WRITTEN EXERCISE:
Print out each record below, unaltered and complete, without its images.

INFORMATION GIVEN:
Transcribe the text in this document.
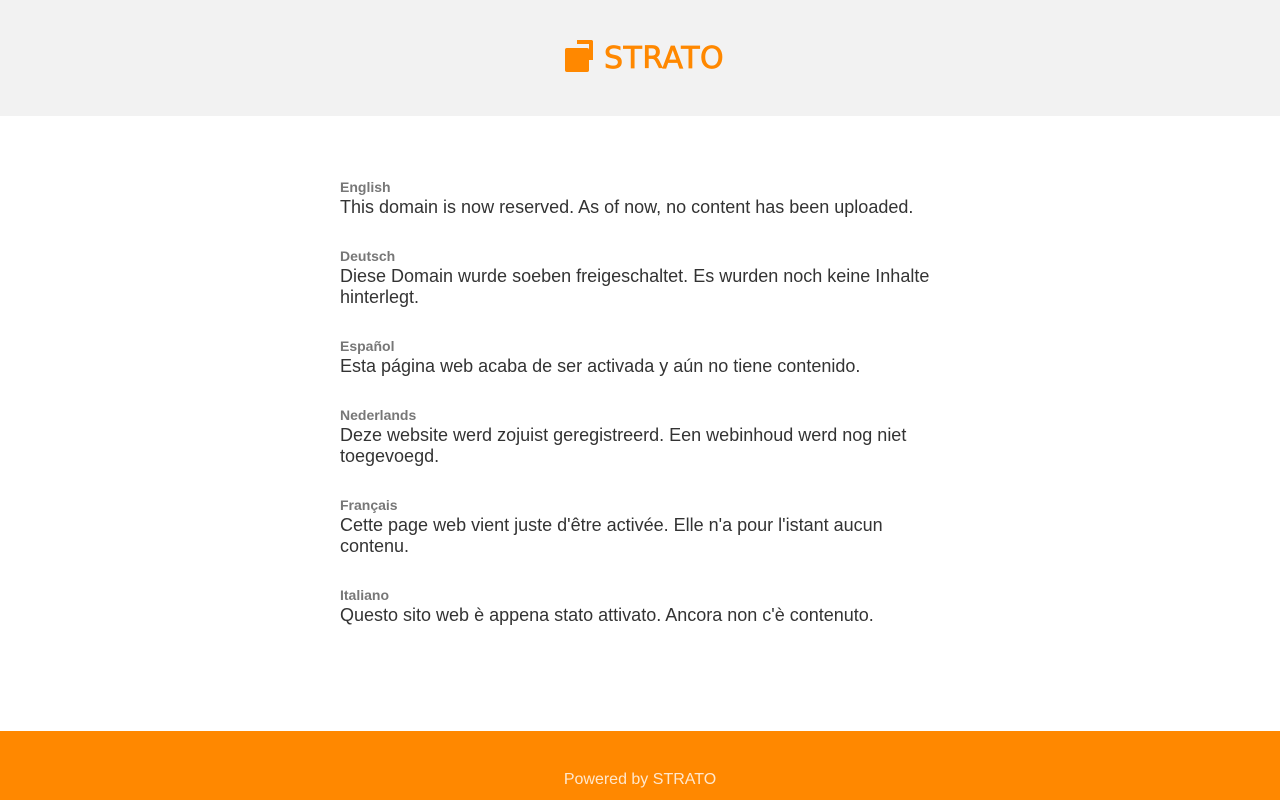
STRATO
English
This domain is now reserved. As of now, no content has been uploaded.
Deutsch
Diese Domain wurde soeben freigeschaltet. Es wurden noch keine Inhalte hinterlegt.
Español
Esta página web acaba de ser activada y aún no tiene contenido.
Nederlands
Deze website werd zojuist geregistreerd. Een webinhoud werd nog niet toegevoegd.
Français
Cette page web vient juste d'être activée. Elle n'a pour l'istant aucun contenu.
Italiano
Questo sito web è appena stato attivato. Ancora non c'è contenuto.
Powered by STRATO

THE COMPLETED TASK:
Transcribe the text in this document.
STRATO
English
This domain is now reserved. As of now, no content has been uploaded.
Deutsch
Diese Domain wurde soeben freigeschaltet. Es wurden noch keine Inhalte hinterlegt.
Español
Esta página web acaba de ser activada y aún no tiene contenido.
Nederlands
Deze website werd zojuist geregistreerd. Een webinhoud werd nog niet toegevoegd.
Français
Cette page web vient juste d'être activée. Elle n'a pour l'istant aucun contenu.
Italiano
Questo sito web è appena stato attivato. Ancora non c'è contenuto.
Powered by STRATO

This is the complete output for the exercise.